Return the records, each one exactly as written.

Excerpts from a figure dataset:
....................
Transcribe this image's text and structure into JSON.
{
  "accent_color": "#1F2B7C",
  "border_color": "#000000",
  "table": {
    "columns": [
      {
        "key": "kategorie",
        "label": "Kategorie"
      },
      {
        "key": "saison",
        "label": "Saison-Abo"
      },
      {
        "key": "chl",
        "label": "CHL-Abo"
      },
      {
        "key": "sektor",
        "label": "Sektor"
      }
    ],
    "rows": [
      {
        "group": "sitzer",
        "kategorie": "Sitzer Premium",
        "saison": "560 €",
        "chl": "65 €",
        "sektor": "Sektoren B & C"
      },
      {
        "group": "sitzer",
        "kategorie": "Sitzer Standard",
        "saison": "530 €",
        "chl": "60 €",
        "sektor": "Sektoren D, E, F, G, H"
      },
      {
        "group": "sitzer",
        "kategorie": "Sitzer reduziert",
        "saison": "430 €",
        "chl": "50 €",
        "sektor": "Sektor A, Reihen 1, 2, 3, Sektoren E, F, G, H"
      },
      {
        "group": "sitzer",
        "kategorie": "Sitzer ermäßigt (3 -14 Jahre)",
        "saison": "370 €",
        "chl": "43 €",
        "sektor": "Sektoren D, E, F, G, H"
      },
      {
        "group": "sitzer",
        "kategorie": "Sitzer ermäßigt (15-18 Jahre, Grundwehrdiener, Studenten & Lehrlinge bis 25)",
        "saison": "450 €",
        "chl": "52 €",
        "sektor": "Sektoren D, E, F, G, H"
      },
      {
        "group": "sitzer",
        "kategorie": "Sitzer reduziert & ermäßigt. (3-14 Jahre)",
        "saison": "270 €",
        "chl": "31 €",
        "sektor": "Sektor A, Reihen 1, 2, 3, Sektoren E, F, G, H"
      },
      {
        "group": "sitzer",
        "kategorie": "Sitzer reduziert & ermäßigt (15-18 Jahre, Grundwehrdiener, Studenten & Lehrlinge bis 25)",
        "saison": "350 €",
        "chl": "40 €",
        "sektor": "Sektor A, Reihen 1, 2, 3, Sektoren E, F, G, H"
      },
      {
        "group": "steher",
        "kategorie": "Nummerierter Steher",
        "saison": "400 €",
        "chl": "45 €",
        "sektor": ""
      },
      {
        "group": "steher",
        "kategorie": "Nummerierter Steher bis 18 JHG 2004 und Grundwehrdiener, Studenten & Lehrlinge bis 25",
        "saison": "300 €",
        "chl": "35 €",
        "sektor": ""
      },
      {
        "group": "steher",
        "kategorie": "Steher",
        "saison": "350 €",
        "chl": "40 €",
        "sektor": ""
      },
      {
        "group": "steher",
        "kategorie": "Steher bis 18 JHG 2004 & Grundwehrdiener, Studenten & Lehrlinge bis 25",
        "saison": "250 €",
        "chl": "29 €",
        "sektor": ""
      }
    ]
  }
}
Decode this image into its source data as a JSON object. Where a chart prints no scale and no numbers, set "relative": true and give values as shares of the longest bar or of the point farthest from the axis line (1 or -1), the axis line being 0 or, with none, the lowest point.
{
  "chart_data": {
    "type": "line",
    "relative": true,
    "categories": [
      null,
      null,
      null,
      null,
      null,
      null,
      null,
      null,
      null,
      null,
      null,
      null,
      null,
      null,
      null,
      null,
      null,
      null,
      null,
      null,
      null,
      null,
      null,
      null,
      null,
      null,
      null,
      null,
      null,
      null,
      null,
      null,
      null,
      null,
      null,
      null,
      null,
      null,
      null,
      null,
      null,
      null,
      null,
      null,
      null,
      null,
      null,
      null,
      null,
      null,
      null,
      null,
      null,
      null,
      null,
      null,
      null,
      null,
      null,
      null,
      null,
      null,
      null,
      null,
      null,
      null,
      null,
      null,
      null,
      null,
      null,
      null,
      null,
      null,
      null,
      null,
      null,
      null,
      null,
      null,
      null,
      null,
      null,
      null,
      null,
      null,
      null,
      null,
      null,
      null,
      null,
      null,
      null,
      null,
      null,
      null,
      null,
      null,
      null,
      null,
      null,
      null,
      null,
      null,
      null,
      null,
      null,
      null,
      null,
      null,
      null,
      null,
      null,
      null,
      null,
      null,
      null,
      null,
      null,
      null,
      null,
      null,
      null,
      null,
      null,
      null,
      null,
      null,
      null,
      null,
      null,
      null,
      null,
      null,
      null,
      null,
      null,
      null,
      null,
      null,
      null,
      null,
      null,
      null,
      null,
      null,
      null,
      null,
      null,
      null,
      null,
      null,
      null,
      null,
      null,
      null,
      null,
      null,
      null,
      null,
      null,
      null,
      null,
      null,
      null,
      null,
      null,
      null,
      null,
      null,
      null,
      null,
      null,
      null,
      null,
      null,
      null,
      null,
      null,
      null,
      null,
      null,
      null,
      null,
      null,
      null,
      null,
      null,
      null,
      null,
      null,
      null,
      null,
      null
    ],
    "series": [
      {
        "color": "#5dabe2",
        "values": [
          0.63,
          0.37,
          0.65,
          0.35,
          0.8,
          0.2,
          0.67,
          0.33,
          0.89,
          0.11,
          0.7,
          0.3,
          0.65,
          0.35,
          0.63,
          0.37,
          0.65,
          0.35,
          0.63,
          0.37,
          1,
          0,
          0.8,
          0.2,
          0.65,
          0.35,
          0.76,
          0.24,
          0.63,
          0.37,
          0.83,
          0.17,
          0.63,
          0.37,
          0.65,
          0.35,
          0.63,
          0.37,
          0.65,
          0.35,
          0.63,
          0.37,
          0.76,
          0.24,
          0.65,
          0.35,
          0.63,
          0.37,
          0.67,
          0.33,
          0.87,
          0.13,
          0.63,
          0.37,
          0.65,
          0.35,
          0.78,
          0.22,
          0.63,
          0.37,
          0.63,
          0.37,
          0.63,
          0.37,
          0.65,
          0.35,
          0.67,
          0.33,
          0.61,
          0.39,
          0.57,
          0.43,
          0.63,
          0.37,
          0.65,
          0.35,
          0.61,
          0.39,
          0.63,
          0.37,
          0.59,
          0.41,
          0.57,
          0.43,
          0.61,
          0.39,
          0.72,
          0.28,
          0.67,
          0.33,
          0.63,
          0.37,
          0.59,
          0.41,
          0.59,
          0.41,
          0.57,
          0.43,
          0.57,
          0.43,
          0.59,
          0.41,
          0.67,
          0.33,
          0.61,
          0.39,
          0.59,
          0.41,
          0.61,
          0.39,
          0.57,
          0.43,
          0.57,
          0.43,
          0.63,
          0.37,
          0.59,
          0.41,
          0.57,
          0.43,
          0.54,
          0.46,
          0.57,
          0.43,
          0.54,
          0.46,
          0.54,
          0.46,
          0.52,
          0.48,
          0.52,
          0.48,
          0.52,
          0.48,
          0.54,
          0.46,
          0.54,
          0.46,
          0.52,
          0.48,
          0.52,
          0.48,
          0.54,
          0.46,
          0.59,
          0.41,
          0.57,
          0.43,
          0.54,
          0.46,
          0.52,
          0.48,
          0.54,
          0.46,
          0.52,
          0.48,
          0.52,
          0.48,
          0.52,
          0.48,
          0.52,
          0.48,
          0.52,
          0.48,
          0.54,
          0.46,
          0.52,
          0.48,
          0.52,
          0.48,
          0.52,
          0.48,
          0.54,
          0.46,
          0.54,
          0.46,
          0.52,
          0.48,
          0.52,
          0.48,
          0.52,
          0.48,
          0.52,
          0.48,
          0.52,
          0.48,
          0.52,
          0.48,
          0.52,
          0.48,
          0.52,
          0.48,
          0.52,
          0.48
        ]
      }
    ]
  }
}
....................
Completed task:
Transcribe this image's text and structure into JSON.
{
  "accent_color": "#1F2B7C",
  "border_color": "#000000",
  "table": {
    "columns": [
      {
        "key": "kategorie",
        "label": "Kategorie"
      },
      {
        "key": "saison",
        "label": "Saison-Abo"
      },
      {
        "key": "chl",
        "label": "CHL-Abo"
      },
      {
        "key": "sektor",
        "label": "Sektor"
      }
    ],
    "rows": [
      {
        "group": "sitzer",
        "kategorie": "Sitzer Premium",
        "saison": "560 €",
        "chl": "65 €",
        "sektor": "Sektoren B & C"
      },
      {
        "group": "sitzer",
        "kategorie": "Sitzer Standard",
        "saison": "530 €",
        "chl": "60 €",
        "sektor": "Sektoren D, E, F, G, H"
      },
      {
        "group": "sitzer",
        "kategorie": "Sitzer reduziert",
        "saison": "430 €",
        "chl": "50 €",
        "sektor": "Sektor A, Reihen 1, 2, 3, Sektoren E, F, G, H"
      },
      {
        "group": "sitzer",
        "kategorie": "Sitzer ermäßigt (3 -14 Jahre)",
        "saison": "370 €",
        "chl": "43 €",
        "sektor": "Sektoren D, E, F, G, H"
      },
      {
        "group": "sitzer",
        "kategorie": "Sitzer ermäßigt (15-18 Jahre, Grundwehrdiener, Studenten & Lehrlinge bis 25)",
        "saison": "450 €",
        "chl": "52 €",
        "sektor": "Sektoren D, E, F, G, H"
      },
      {
        "group": "sitzer",
        "kategorie": "Sitzer reduziert & ermäßigt. (3-14 Jahre)",
        "saison": "270 €",
        "chl": "31 €",
        "sektor": "Sektor A, Reihen 1, 2, 3, Sektoren E, F, G, H"
      },
      {
        "group": "sitzer",
        "kategorie": "Sitzer reduziert & ermäßigt (15-18 Jahre, Grundwehrdiener, Studenten & Lehrlinge bis 25)",
        "saison": "350 €",
        "chl": "40 €",
        "sektor": "Sektor A, Reihen 1, 2, 3, Sektoren E, F, G, H"
      },
      {
        "group": "steher",
        "kategorie": "Nummerierter Steher",
        "saison": "400 €",
        "chl": "45 €",
        "sektor": ""
      },
      {
        "group": "steher",
        "kategorie": "Nummerierter Steher bis 18 JHG 2004 und Grundwehrdiener, Studenten & Lehrlinge bis 25",
        "saison": "300 €",
        "chl": "35 €",
        "sektor": ""
      },
      {
        "group": "steher",
        "kategorie": "Steher",
        "saison": "350 €",
        "chl": "40 €",
        "sektor": ""
      },
      {
        "group": "steher",
        "kategorie": "Steher bis 18 JHG 2004 & Grundwehrdiener, Studenten & Lehrlinge bis 25",
        "saison": "250 €",
        "chl": "29 €",
        "sektor": ""
      }
    ]
  }
}
Decode this image into its source data as a JSON object. Where a chart prints no scale and no numbers, set "relative": true and give values as shares of the longest bar or of the point farthest from the axis line (1 or -1), the axis line being 0 or, with none, the lowest point.
{
  "chart_data": {
    "type": "line",
    "relative": true,
    "categories": [
      null,
      null,
      null,
      null,
      null,
      null,
      null,
      null,
      null,
      null,
      null,
      null,
      null,
      null,
      null,
      null,
      null,
      null,
      null,
      null,
      null,
      null,
      null,
      null,
      null,
      null,
      null,
      null,
      null,
      null,
      null,
      null,
      null,
      null,
      null,
      null,
      null,
      null,
      null,
      null,
      null,
      null,
      null,
      null,
      null,
      null,
      null,
      null,
      null,
      null,
      null,
      null,
      null,
      null,
      null,
      null,
      null,
      null,
      null,
      null,
      null,
      null,
      null,
      null,
      null,
      null,
      null,
      null,
      null,
      null,
      null,
      null,
      null,
      null,
      null,
      null,
      null,
      null,
      null,
      null,
      null,
      null,
      null,
      null,
      null,
      null,
      null,
      null,
      null,
      null,
      null,
      null,
      null,
      null,
      null,
      null,
      null,
      null,
      null,
      null,
      null,
      null,
      null,
      null,
      null,
      null,
      null,
      null,
      null,
      null,
      null,
      null,
      null,
      null,
      null,
      null,
      null,
      null,
      null,
      null,
      null,
      null,
      null,
      null,
      null,
      null,
      null,
      null,
      null,
      null,
      null,
      null,
      null,
      null,
      null,
      null,
      null,
      null,
      null,
      null,
      null,
      null,
      null,
      null,
      null,
      null,
      null,
      null,
      null,
      null,
      null,
      null,
      null,
      null,
      null,
      null,
      null,
      null,
      null,
      null,
      null,
      null,
      null,
      null,
      null,
      null,
      null,
      null,
      null,
      null,
      null,
      null,
      null,
      null,
      null,
      null,
      null,
      null,
      null,
      null,
      null,
      null,
      null,
      null,
      null,
      null,
      null,
      null,
      null,
      null,
      null,
      null,
      null,
      null
    ],
    "series": [
      {
        "color": "#5dabe2",
        "values": [
          0.63,
          0.37,
          0.65,
          0.35,
          0.8,
          0.2,
          0.67,
          0.33,
          0.89,
          0.11,
          0.7,
          0.3,
          0.65,
          0.35,
          0.63,
          0.37,
          0.65,
          0.35,
          0.63,
          0.37,
          1,
          0,
          0.8,
          0.2,
          0.65,
          0.35,
          0.76,
          0.24,
          0.63,
          0.37,
          0.83,
          0.17,
          0.63,
          0.37,
          0.65,
          0.35,
          0.63,
          0.37,
          0.65,
          0.35,
          0.63,
          0.37,
          0.76,
          0.24,
          0.65,
          0.35,
          0.63,
          0.37,
          0.67,
          0.33,
          0.87,
          0.13,
          0.63,
          0.37,
          0.65,
          0.35,
          0.78,
          0.22,
          0.63,
          0.37,
          0.63,
          0.37,
          0.63,
          0.37,
          0.65,
          0.35,
          0.67,
          0.33,
          0.61,
          0.39,
          0.57,
          0.43,
          0.63,
          0.37,
          0.65,
          0.35,
          0.61,
          0.39,
          0.63,
          0.37,
          0.59,
          0.41,
          0.57,
          0.43,
          0.61,
          0.39,
          0.72,
          0.28,
          0.67,
          0.33,
          0.63,
          0.37,
          0.59,
          0.41,
          0.59,
          0.41,
          0.57,
          0.43,
          0.57,
          0.43,
          0.59,
          0.41,
          0.67,
          0.33,
          0.61,
          0.39,
          0.59,
          0.41,
          0.61,
          0.39,
          0.57,
          0.43,
          0.57,
          0.43,
          0.63,
          0.37,
          0.59,
          0.41,
          0.57,
          0.43,
          0.54,
          0.46,
          0.57,
          0.43,
          0.54,
          0.46,
          0.54,
          0.46,
          0.52,
          0.48,
          0.52,
          0.48,
          0.52,
          0.48,
          0.54,
          0.46,
          0.54,
          0.46,
          0.52,
          0.48,
          0.52,
          0.48,
          0.54,
          0.46,
          0.59,
          0.41,
          0.57,
          0.43,
          0.54,
          0.46,
          0.52,
          0.48,
          0.54,
          0.46,
          0.52,
          0.48,
          0.52,
          0.48,
          0.52,
          0.48,
          0.52,
          0.48,
          0.52,
          0.48,
          0.54,
          0.46,
          0.52,
          0.48,
          0.52,
          0.48,
          0.52,
          0.48,
          0.54,
          0.46,
          0.54,
          0.46,
          0.52,
          0.48,
          0.52,
          0.48,
          0.52,
          0.48,
          0.52,
          0.48,
          0.52,
          0.48,
          0.52,
          0.48,
          0.52,
          0.48,
          0.52,
          0.48,
          0.52,
          0.48
        ]
      }
    ]
  }
}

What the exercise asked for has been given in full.